● Task goal
Gather every line from the data below that contains the string "Synchronisation".

● Recorded data
-- Start --

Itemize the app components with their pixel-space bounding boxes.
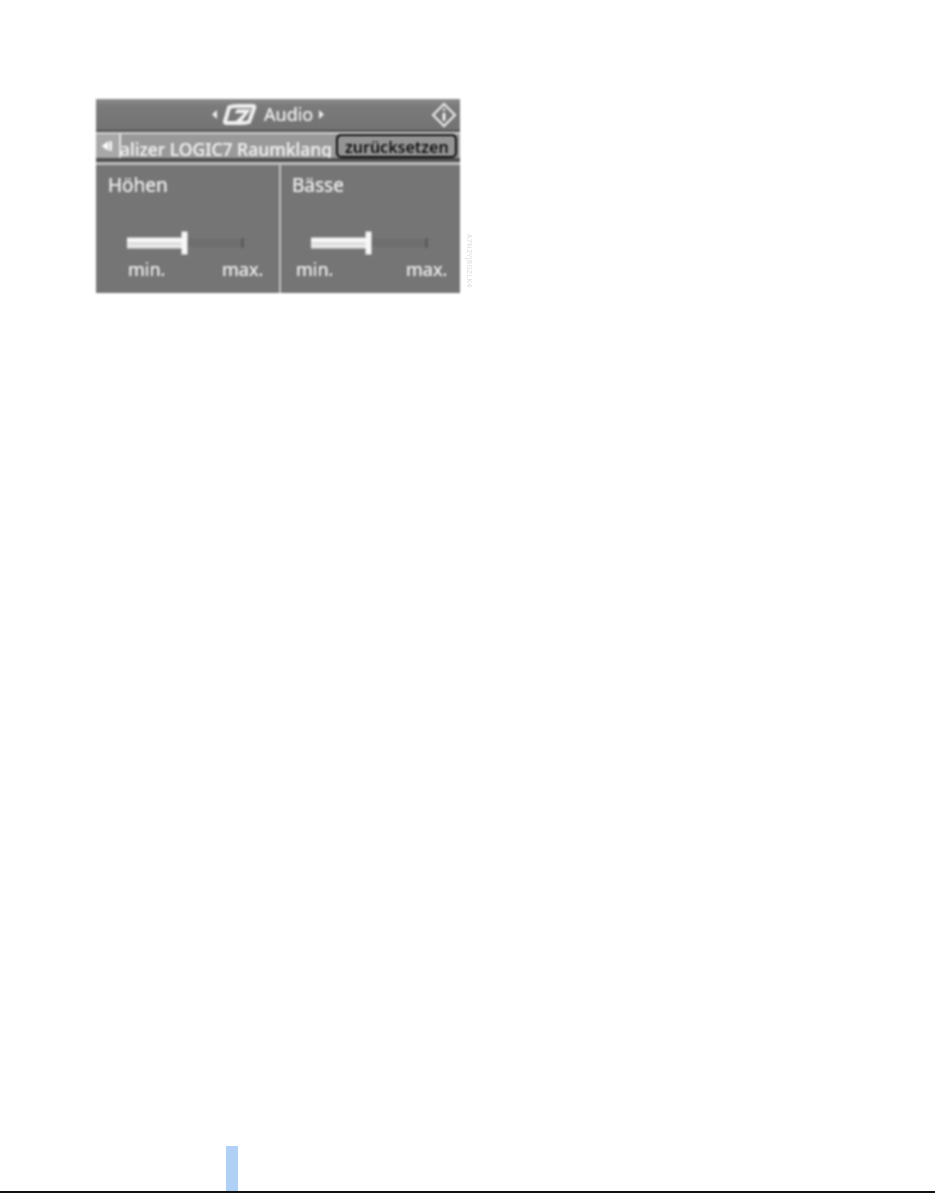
staticText: min. [128, 257, 166, 282]
staticText: max. [406, 257, 448, 282]
button[interactable]: zurücksetzen [338, 136, 455, 156]
button[interactable]: Bässe slider [310, 226, 427, 260]
staticText: min. [296, 257, 334, 282]
button[interactable]: Bässe [292, 172, 344, 198]
button[interactable]: Back [96, 134, 118, 158]
staticText: Audio [264, 102, 314, 127]
button[interactable]: Höhen slider [126, 226, 243, 260]
button[interactable]: Audio [212, 99, 324, 130]
staticText: max. [222, 257, 264, 282]
staticText: A7N2YJ8GZLK4 [464, 234, 474, 288]
button[interactable]: Höhen [108, 172, 168, 198]
staticText: zurücksetzen [345, 136, 449, 156]
button[interactable]: alizer LOGIC7 Raumklang [120, 134, 333, 158]
button[interactable]: Info [431, 102, 457, 128]
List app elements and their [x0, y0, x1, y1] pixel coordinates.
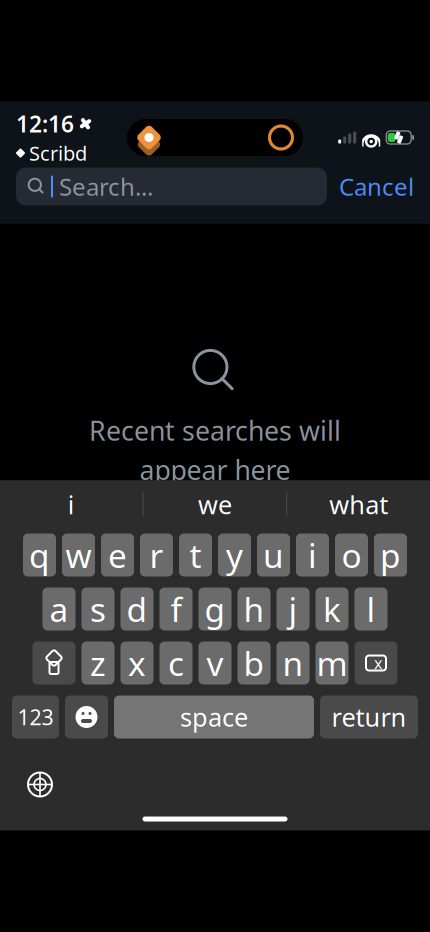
staticText: z: [90, 641, 106, 685]
button[interactable]: t: [179, 534, 212, 576]
staticText: t: [190, 533, 202, 577]
staticText: 123: [18, 703, 54, 731]
button[interactable]: Scribd: [16, 140, 87, 166]
staticText: Search...: [59, 171, 153, 202]
staticText: l: [366, 587, 376, 631]
button[interactable]: g: [198, 588, 232, 630]
staticText: m: [316, 641, 348, 685]
staticText: space: [180, 700, 248, 734]
staticText: c: [168, 641, 184, 685]
button[interactable]: Delete: [354, 642, 398, 684]
staticText: appear here: [140, 452, 290, 487]
button[interactable]: f: [160, 588, 192, 630]
button[interactable]: we: [144, 480, 286, 528]
staticText: b: [244, 641, 264, 685]
button[interactable]: o: [335, 534, 368, 576]
staticText: s: [90, 587, 106, 631]
button[interactable]: b: [238, 642, 270, 684]
button[interactable]: y: [218, 534, 251, 576]
button[interactable]: c: [160, 642, 192, 684]
button[interactable]: d: [120, 588, 154, 630]
button[interactable]: m: [316, 642, 348, 684]
staticText: x: [128, 641, 146, 685]
staticText: a: [50, 587, 68, 631]
button[interactable]: Shift: [32, 642, 76, 684]
button[interactable]: space: [114, 696, 314, 738]
button[interactable]: s: [82, 588, 114, 630]
button[interactable]: Next keyboard: [0, 770, 54, 798]
staticText: p: [380, 533, 401, 577]
button[interactable]: h: [238, 588, 270, 630]
button[interactable]: v: [198, 642, 232, 684]
button[interactable]: Emoji: [65, 696, 108, 738]
button[interactable]: w: [62, 534, 95, 576]
button[interactable]: i: [296, 534, 329, 576]
button[interactable]: Search...: [16, 168, 327, 206]
button[interactable]: Cancel: [339, 171, 414, 202]
button[interactable]: n: [276, 642, 310, 684]
button[interactable]: z: [82, 642, 114, 684]
staticText: Cancel: [339, 171, 414, 202]
button[interactable]: l: [354, 588, 388, 630]
staticText: n: [282, 641, 304, 685]
staticText: we: [198, 488, 232, 521]
button[interactable]: e: [101, 534, 134, 576]
staticText: x: [374, 652, 382, 674]
button[interactable]: i: [0, 480, 143, 528]
button[interactable]: j: [276, 588, 310, 630]
staticText: return: [332, 700, 406, 734]
staticText: d: [126, 587, 148, 631]
button[interactable]: q: [23, 534, 56, 576]
staticText: Recent searches will: [89, 413, 341, 448]
staticText: 12:16: [16, 109, 74, 139]
staticText: i: [68, 488, 75, 521]
staticText: g: [204, 587, 226, 631]
button[interactable]: what: [287, 480, 430, 528]
button[interactable]: u: [257, 534, 290, 576]
staticText: o: [342, 533, 362, 577]
staticText: w: [66, 533, 92, 577]
staticText: v: [206, 641, 224, 685]
staticText: j: [288, 587, 298, 631]
staticText: h: [244, 587, 264, 631]
button[interactable]: 123: [12, 696, 59, 738]
staticText: y: [226, 533, 243, 577]
staticText: k: [323, 587, 341, 631]
button[interactable]: r: [140, 534, 173, 576]
button[interactable]: a: [42, 588, 76, 630]
staticText: what: [329, 488, 388, 521]
staticText: f: [170, 587, 182, 631]
staticText: u: [263, 533, 284, 577]
staticText: i: [308, 533, 317, 577]
staticText: q: [29, 533, 50, 577]
button[interactable]: return: [320, 696, 418, 738]
button[interactable]: p: [374, 534, 407, 576]
staticText: Scribd: [29, 140, 87, 166]
button[interactable]: k: [316, 588, 348, 630]
button[interactable]: x: [120, 642, 154, 684]
staticText: e: [108, 533, 127, 577]
staticText: r: [150, 533, 164, 577]
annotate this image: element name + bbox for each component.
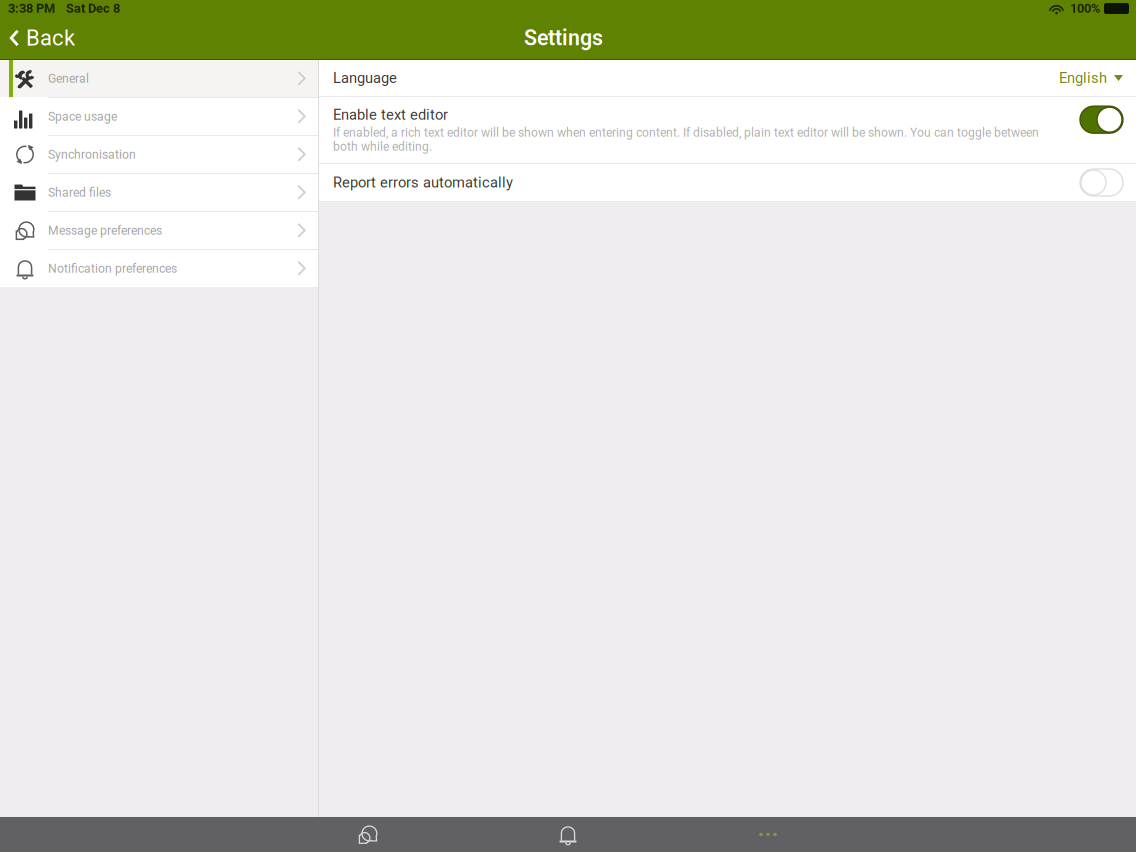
button[interactable]: Space usage: [0, 98, 318, 135]
button[interactable]: Synchronisation: [0, 136, 318, 173]
staticText: Back: [26, 25, 75, 51]
button[interactable]: General: [0, 60, 318, 97]
staticText: 3:38 PM: [8, 1, 55, 16]
button[interactable]: Message preferences: [0, 212, 318, 249]
staticText: Language: [333, 69, 397, 87]
staticText: Settings: [524, 26, 603, 50]
button[interactable]: Notifications: [468, 817, 668, 852]
button[interactable]: Enabled: [1080, 106, 1123, 133]
staticText: Enable text editor: [333, 106, 448, 123]
button[interactable]: Notification preferences: [0, 250, 318, 287]
button[interactable]: Language: [319, 60, 1136, 96]
staticText: Report errors automatically: [333, 174, 513, 191]
staticText: If enabled, a rich text editor will be s…: [333, 125, 1039, 154]
staticText: Notification preferences: [48, 261, 177, 276]
staticText: Sat Dec 8: [66, 1, 120, 16]
staticText: Shared files: [48, 185, 111, 200]
staticText: Message preferences: [48, 223, 162, 238]
staticText: Space usage: [48, 109, 117, 124]
button[interactable]: Shared files: [0, 174, 318, 211]
staticText: English: [1059, 69, 1107, 87]
staticText: Synchronisation: [48, 147, 136, 162]
button[interactable]: Back: [0, 17, 87, 59]
button[interactable]: Messages: [268, 817, 468, 852]
staticText: 100%: [1070, 1, 1100, 16]
button[interactable]: More: [668, 817, 868, 852]
button[interactable]: Disabled: [1080, 169, 1123, 196]
staticText: General: [48, 71, 89, 86]
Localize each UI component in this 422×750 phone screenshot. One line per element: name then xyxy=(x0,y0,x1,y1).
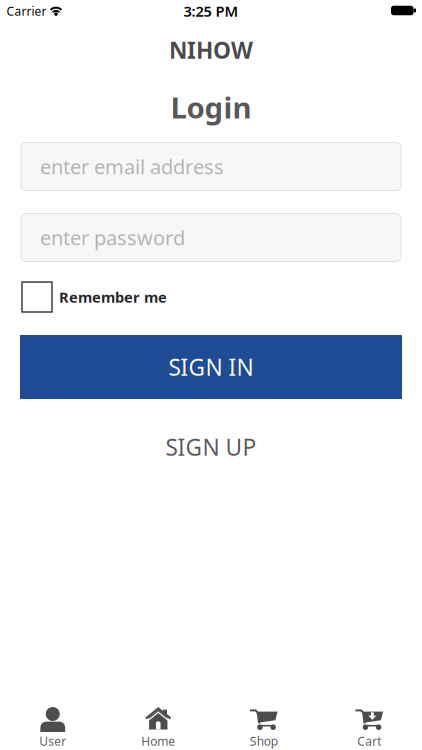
staticText: Login xyxy=(170,88,252,126)
staticText: Cart xyxy=(357,733,381,749)
button[interactable]: Cart xyxy=(316,706,422,750)
button[interactable]: enter email address xyxy=(21,142,401,190)
staticText: enter email address xyxy=(40,153,224,180)
button[interactable]: Shop xyxy=(211,706,316,750)
staticText: User xyxy=(39,733,66,749)
staticText: Shop xyxy=(250,733,278,749)
staticText: 3:25 PM xyxy=(184,1,238,21)
staticText: SIGN IN xyxy=(168,352,254,382)
button[interactable]: Remember me xyxy=(22,280,422,314)
staticText: Home xyxy=(141,733,175,749)
button[interactable]: Home xyxy=(106,706,211,750)
staticText: Remember me xyxy=(59,287,167,307)
button[interactable]: User xyxy=(0,706,106,750)
staticText: SIGN UP xyxy=(166,432,256,462)
button[interactable]: enter password xyxy=(21,214,401,262)
button[interactable]: SIGN IN xyxy=(20,335,402,399)
staticText: NIHOW xyxy=(169,35,253,65)
staticText: Carrier xyxy=(6,3,46,19)
staticText: enter password xyxy=(40,224,185,251)
button[interactable]: SIGN UP xyxy=(141,429,281,465)
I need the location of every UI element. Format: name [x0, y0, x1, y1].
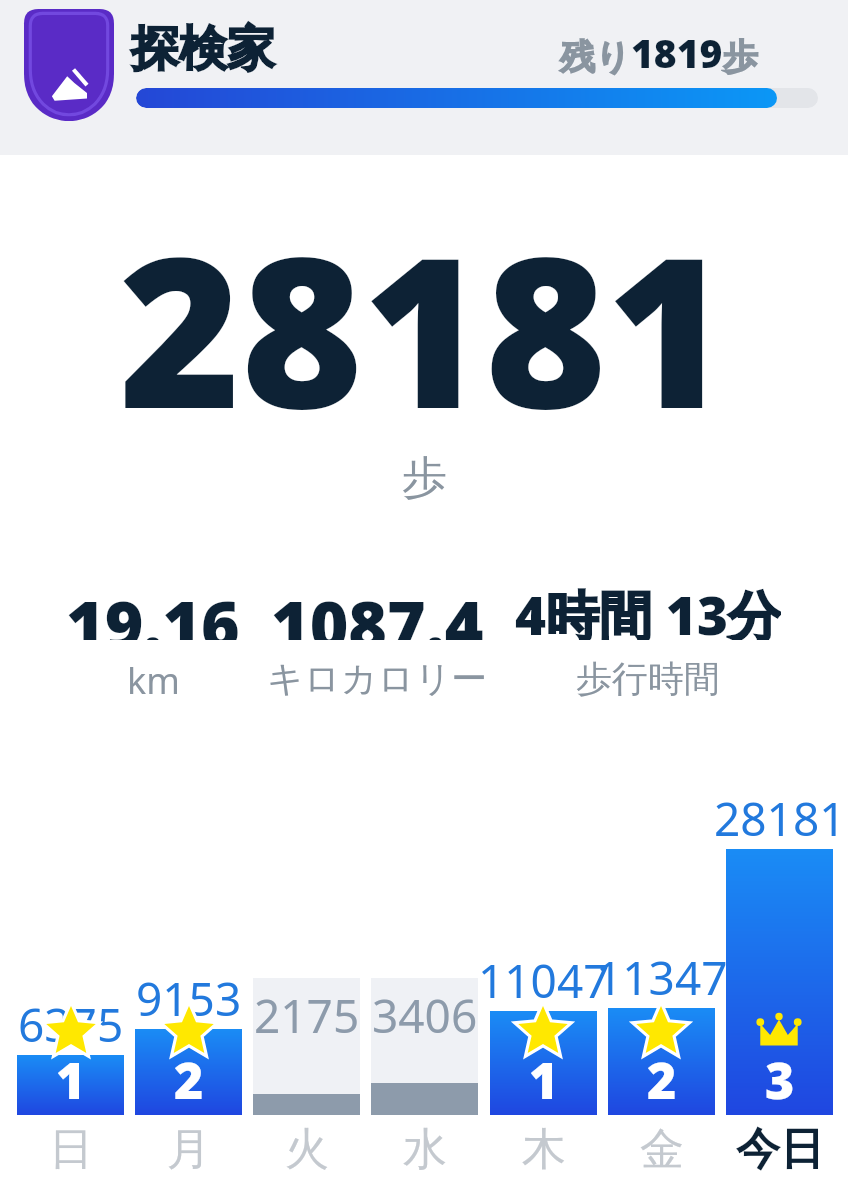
staticText: 火 [285, 1122, 329, 1177]
staticText: 1 [529, 1046, 559, 1114]
button[interactable] [136, 88, 818, 108]
staticText: 2 [647, 1046, 677, 1114]
staticText: 今日 [736, 1122, 824, 1177]
button[interactable] [490, 1011, 597, 1115]
staticText: 1087.4 [271, 578, 484, 640]
button[interactable] [17, 1055, 124, 1115]
staticText: キロカロリー [267, 656, 488, 701]
staticText: 月 [167, 1122, 211, 1177]
staticText: 金 [640, 1122, 684, 1177]
button[interactable] [135, 1029, 242, 1115]
staticText: 28181 [119, 186, 729, 469]
button[interactable]: 探検家 [131, 19, 275, 79]
staticText: 3 [765, 1046, 795, 1114]
staticText: 11347 [596, 946, 728, 1009]
button[interactable]: 30K achievement badge [24, 9, 114, 121]
button[interactable]: 19.16 [55, 578, 251, 705]
button[interactable] [726, 849, 833, 1115]
staticText: 11047 [478, 949, 610, 1012]
staticText: 歩 [402, 450, 447, 507]
button[interactable] [608, 1008, 715, 1115]
staticText: 残り [560, 35, 631, 79]
button[interactable]: 1087.4 [251, 578, 503, 701]
staticText: 1 [56, 1046, 86, 1114]
staticText: 19.16 [66, 578, 240, 640]
staticText: 3406 [372, 984, 478, 1047]
staticText: 歩行時間 [576, 656, 720, 701]
staticText: 2175 [254, 984, 360, 1047]
staticText: 28181 [714, 787, 846, 850]
staticText: 1819 [631, 26, 723, 79]
staticText: 歩 [723, 35, 758, 79]
button[interactable]: 4時間 13分 [503, 578, 793, 701]
staticText: 9153 [136, 967, 242, 1030]
staticText: km [127, 656, 180, 705]
staticText: 日 [49, 1122, 93, 1177]
staticText: 2 [174, 1046, 204, 1114]
staticText: 木 [522, 1122, 566, 1177]
staticText: 4時間 13分 [515, 578, 781, 640]
staticText: 水 [403, 1122, 447, 1177]
staticText: 6375 [18, 993, 124, 1056]
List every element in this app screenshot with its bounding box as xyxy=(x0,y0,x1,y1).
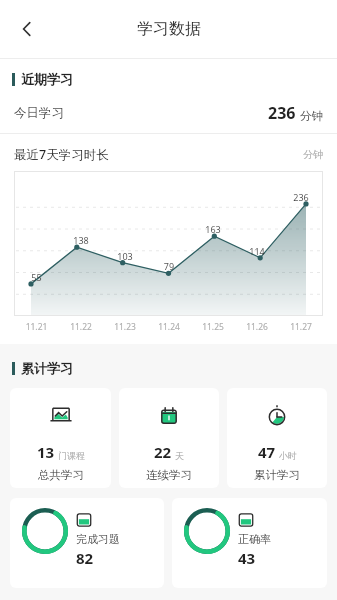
staticText: 11.21 xyxy=(14,321,59,333)
staticText: 11.26 xyxy=(235,321,279,333)
staticText: 236 xyxy=(268,102,296,124)
staticText: 163 xyxy=(191,223,235,235)
button[interactable]: Back xyxy=(6,8,48,50)
staticText: 学习数据 xyxy=(137,19,201,39)
staticText: 13 xyxy=(37,442,55,462)
button[interactable]: 完成习题 xyxy=(10,498,164,588)
button[interactable]: 47 xyxy=(227,388,327,488)
staticText: 连续学习 xyxy=(146,468,192,482)
staticText: 正确率 xyxy=(238,532,271,546)
staticText: 11.22 xyxy=(59,321,103,333)
staticText: 79 xyxy=(147,260,191,272)
staticText: 114 xyxy=(235,245,279,257)
staticText: 138 xyxy=(59,234,103,246)
staticText: 11.25 xyxy=(191,321,235,333)
button[interactable]: 13 xyxy=(10,388,111,488)
staticText: 累计学习 xyxy=(21,360,73,376)
button[interactable]: 正确率 xyxy=(172,498,327,588)
staticText: 总共学习 xyxy=(38,468,84,482)
staticText: 43 xyxy=(238,548,256,568)
staticText: 近期学习 xyxy=(21,71,73,87)
button[interactable]: 今日学习 xyxy=(0,93,337,133)
staticText: 236 xyxy=(279,191,323,203)
staticText: 天 xyxy=(175,450,184,461)
staticText: 分钟 xyxy=(300,109,323,123)
staticText: 完成习题 xyxy=(76,532,120,546)
staticText: 11.27 xyxy=(279,321,323,333)
staticText: 11.23 xyxy=(103,321,147,333)
button[interactable]: 22 xyxy=(119,388,219,488)
staticText: 分钟 xyxy=(303,148,323,161)
staticText: 22 xyxy=(154,442,172,462)
staticText: 11.24 xyxy=(147,321,191,333)
staticText: 55 xyxy=(14,271,59,283)
staticText: 小时 xyxy=(279,450,297,461)
staticText: 累计学习 xyxy=(254,468,300,482)
staticText: 今日学习 xyxy=(14,105,64,121)
staticText: 103 xyxy=(103,250,147,262)
staticText: 47 xyxy=(258,442,276,462)
staticText: 最近7天学习时长 xyxy=(14,146,109,163)
staticText: 门课程 xyxy=(58,450,85,461)
staticText: 82 xyxy=(76,548,94,568)
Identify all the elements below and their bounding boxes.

-- End --

● Correct answer
button[interactable]: Synchronisation: [0, 136, 318, 173]
staticText: Synchronisation: [48, 147, 136, 162]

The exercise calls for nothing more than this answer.